:: Passage provided

Shakespeare & Company, which Packer co-founded in 1978, made the announcement Saturday on its Facebook page.
 
"It is with profound sadness that we announce the passing of Tina Packer, Shakespeare & Company's founding artistic director and acclaimed director, actor, writer, and teacher," the company said on its post and in a press release. 
 
Packer, who retired a the theater company's artistic director in 2009, had directed all of Shakespeare's plays, some several times, acted in eight of them, and taught the whole canon at more than 30 colleges, including Harvard. She continued to direct, teach, and advocate for the company until her passing.
 
At Columbia University, she taught in the master of business administration program for four years, resulting in the publication of "Power Plays: Shakespeare's Lessons in Leadership and Management with Deming Professor John Whitney" for Simon and Schuster. For Scholastic, she wrote "Tales from Shakespeare," a children's book and recipient of the Parent's Gold Medal Award.

::::
:: Data

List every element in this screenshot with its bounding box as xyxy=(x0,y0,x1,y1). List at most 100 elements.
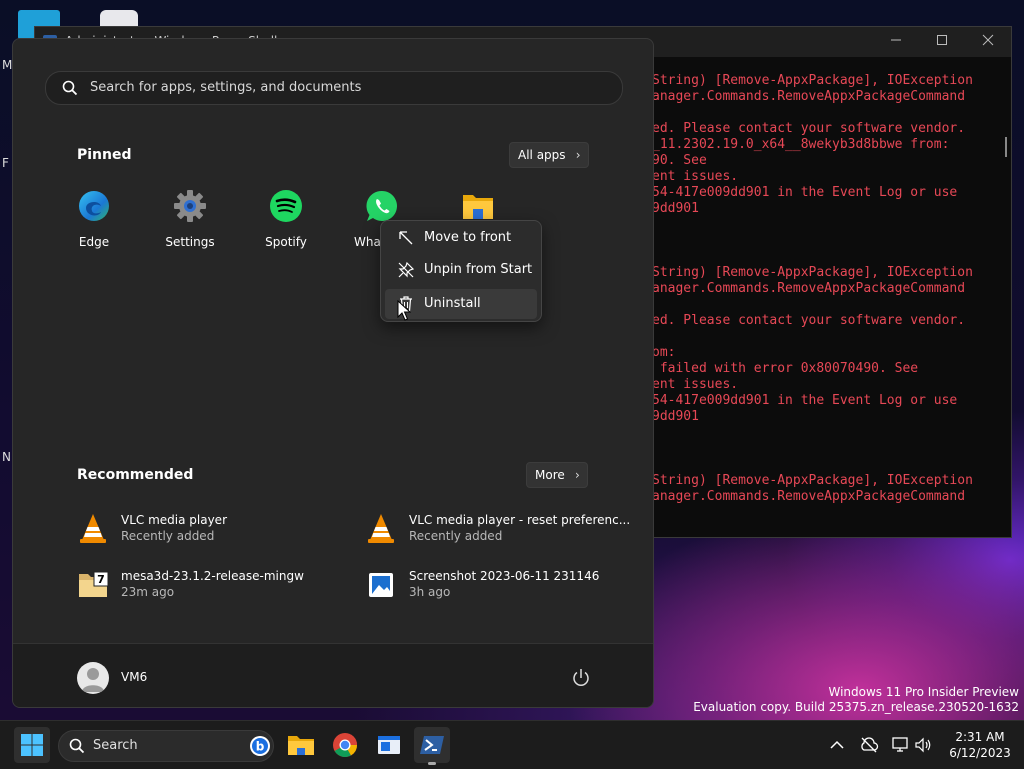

::::

## Set of tasks
a - Answer these questions from the text about Tina Packer:
(i) In what year did Packer co-found Shakespeare & Company?
(ii) At how many colleges did she teach the whole Shakespeare canon?
(iii) Which publisher released her children's book "Tales from Shakespeare"?
b - Carry on the text about Tina Packer, starting after its final sentence.
The material is not needed here.

## Answers given
a -
(i) 1978
(ii) More than 30
(iii) Scholastic

b -
 
Most recently her book "Women of Will" was published by Knopf and she had been performing "Women of Will" with Nigel Gore, in New York, Mexico, England, The Hague, China, and across the United States. She's the recipient of numerous awards and honorary degrees, including the Commonwealth Award.
 
"Our hearts are heavy with the passing of Tina Packer, a fiery force of nature with an indomitable spirit," said Artistic Director Allyn Burrows. "Tina affected everyone she encountered with her warmth, generosity, wit, and insatiable curiosity. She delighted in people's stories, and reached into their hearts with tender humanity. The world was her stage, and she furthered the Berkshires as a destination for the imagination.